#### Supplied entries
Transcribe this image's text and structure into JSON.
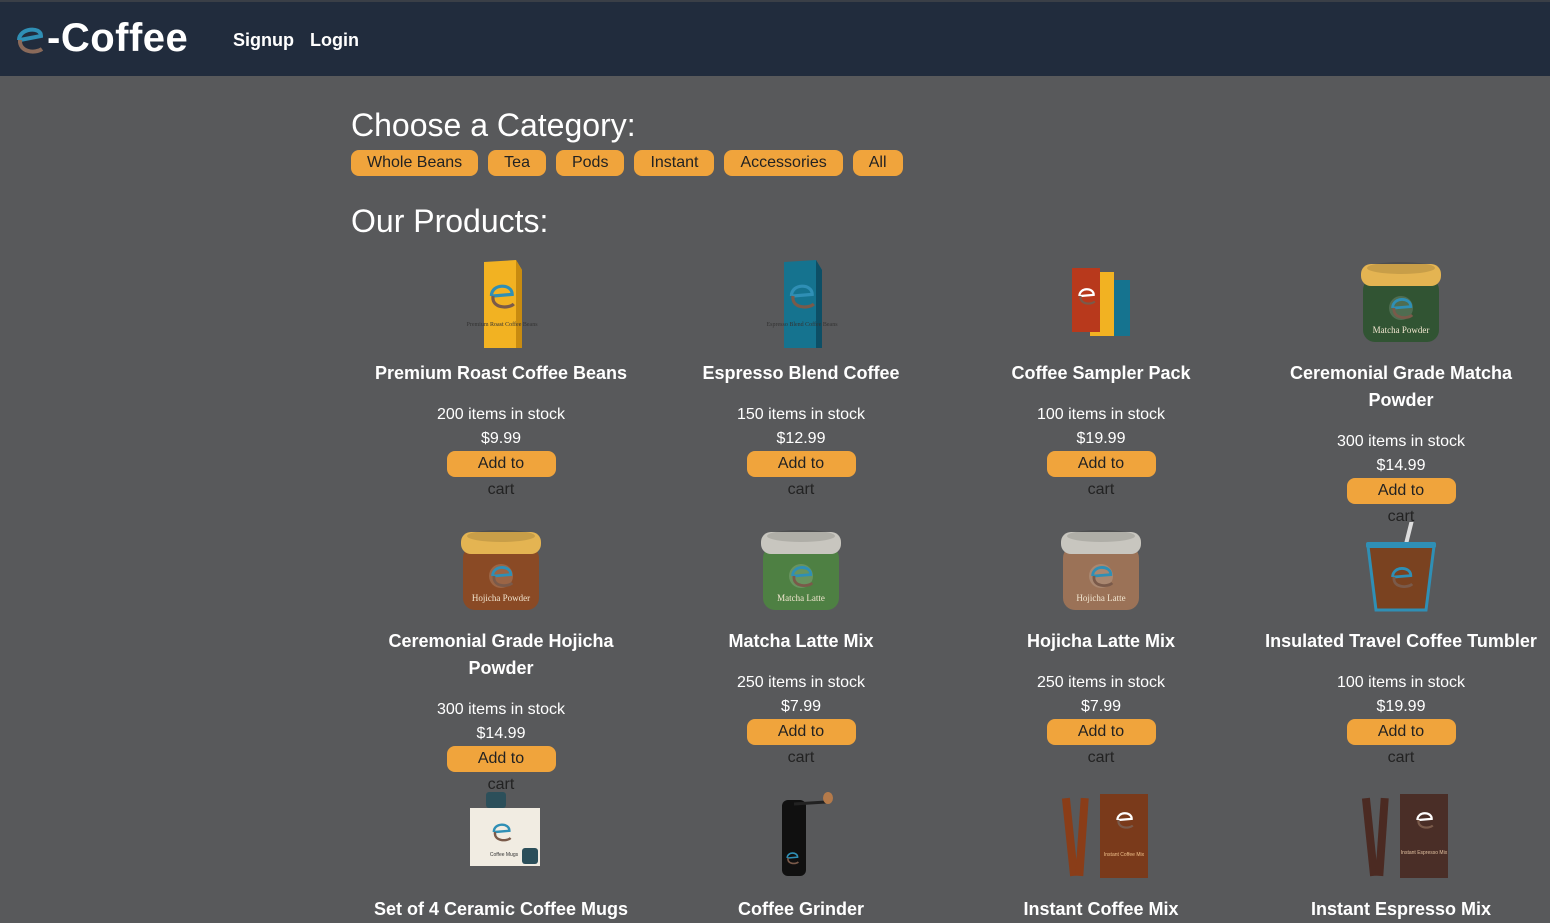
{
  "brand": {
    "logo_letter": "e",
    "name": "-Coffee"
  },
  "nav": {
    "signup": "Signup",
    "login": "Login"
  },
  "category_section": {
    "title": "Choose a Category:",
    "categories": [
      "Whole Beans",
      "Tea",
      "Pods",
      "Instant",
      "Accessories",
      "All"
    ]
  },
  "products_section": {
    "title": "Our Products:",
    "add_label": "Add to cart",
    "products": [
      {
        "name": "Premium Roast Coffee Beans",
        "stock": "200 items in stock",
        "price": "$9.99",
        "icon": "coffee-bag-yellow-icon",
        "package_text": "Premium Roast Coffee Beans"
      },
      {
        "name": "Espresso Blend Coffee",
        "stock": "150 items in stock",
        "price": "$12.99",
        "icon": "coffee-bag-blue-icon",
        "package_text": "Espresso Blend Coffee Beans"
      },
      {
        "name": "Coffee Sampler Pack",
        "stock": "100 items in stock",
        "price": "$19.99",
        "icon": "sampler-bags-icon"
      },
      {
        "name": "Ceremonial Grade Matcha Powder",
        "stock": "300 items in stock",
        "price": "$14.99",
        "icon": "matcha-jar-icon",
        "package_text": "Matcha Powder"
      },
      {
        "name": "Ceremonial Grade Hojicha Powder",
        "stock": "300 items in stock",
        "price": "$14.99",
        "icon": "hojicha-jar-icon",
        "package_text": "Hojicha Powder"
      },
      {
        "name": "Matcha Latte Mix",
        "stock": "250 items in stock",
        "price": "$7.99",
        "icon": "matcha-latte-jar-icon",
        "package_text": "Matcha Latte"
      },
      {
        "name": "Hojicha Latte Mix",
        "stock": "250 items in stock",
        "price": "$7.99",
        "icon": "hojicha-latte-jar-icon",
        "package_text": "Hojicha Latte"
      },
      {
        "name": "Insulated Travel Coffee Tumbler",
        "stock": "100 items in stock",
        "price": "$19.99",
        "icon": "tumbler-icon"
      },
      {
        "name": "Set of 4 Ceramic Coffee Mugs",
        "icon": "mug-box-icon",
        "package_text": "Coffee Mugs"
      },
      {
        "name": "Coffee Grinder",
        "icon": "grinder-icon"
      },
      {
        "name": "Instant Coffee Mix",
        "icon": "instant-coffee-box-icon",
        "package_text": "Instant Coffee Mix"
      },
      {
        "name": "Instant Espresso Mix",
        "icon": "instant-espresso-box-icon",
        "package_text": "Instant Espresso Mix"
      }
    ]
  },
  "colors": {
    "navbar": "#212c3d",
    "background": "#58595b",
    "accent": "#f0a43c",
    "logo_blue": "#2f8fb5"
  }
}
########
- What the task requires
Leaving aside the images, write out the entries above word for word.

- Output of the exercise
Transcribe this image's text and structure into JSON.
{
  "brand": {
    "logo_letter": "e",
    "name": "-Coffee"
  },
  "nav": {
    "signup": "Signup",
    "login": "Login"
  },
  "category_section": {
    "title": "Choose a Category:",
    "categories": [
      "Whole Beans",
      "Tea",
      "Pods",
      "Instant",
      "Accessories",
      "All"
    ]
  },
  "products_section": {
    "title": "Our Products:",
    "add_label": "Add to cart",
    "products": [
      {
        "name": "Premium Roast Coffee Beans",
        "stock": "200 items in stock",
        "price": "$9.99",
        "icon": "coffee-bag-yellow-icon",
        "package_text": "Premium Roast Coffee Beans"
      },
      {
        "name": "Espresso Blend Coffee",
        "stock": "150 items in stock",
        "price": "$12.99",
        "icon": "coffee-bag-blue-icon",
        "package_text": "Espresso Blend Coffee Beans"
      },
      {
        "name": "Coffee Sampler Pack",
        "stock": "100 items in stock",
        "price": "$19.99",
        "icon": "sampler-bags-icon"
      },
      {
        "name": "Ceremonial Grade Matcha Powder",
        "stock": "300 items in stock",
        "price": "$14.99",
        "icon": "matcha-jar-icon",
        "package_text": "Matcha Powder"
      },
      {
        "name": "Ceremonial Grade Hojicha Powder",
        "stock": "300 items in stock",
        "price": "$14.99",
        "icon": "hojicha-jar-icon",
        "package_text": "Hojicha Powder"
      },
      {
        "name": "Matcha Latte Mix",
        "stock": "250 items in stock",
        "price": "$7.99",
        "icon": "matcha-latte-jar-icon",
        "package_text": "Matcha Latte"
      },
      {
        "name": "Hojicha Latte Mix",
        "stock": "250 items in stock",
        "price": "$7.99",
        "icon": "hojicha-latte-jar-icon",
        "package_text": "Hojicha Latte"
      },
      {
        "name": "Insulated Travel Coffee Tumbler",
        "stock": "100 items in stock",
        "price": "$19.99",
        "icon": "tumbler-icon"
      },
      {
        "name": "Set of 4 Ceramic Coffee Mugs",
        "icon": "mug-box-icon",
        "package_text": "Coffee Mugs"
      },
      {
        "name": "Coffee Grinder",
        "icon": "grinder-icon"
      },
      {
        "name": "Instant Coffee Mix",
        "icon": "instant-coffee-box-icon",
        "package_text": "Instant Coffee Mix"
      },
      {
        "name": "Instant Espresso Mix",
        "icon": "instant-espresso-box-icon",
        "package_text": "Instant Espresso Mix"
      }
    ]
  },
  "colors": {
    "navbar": "#212c3d",
    "background": "#58595b",
    "accent": "#f0a43c",
    "logo_blue": "#2f8fb5"
  }
}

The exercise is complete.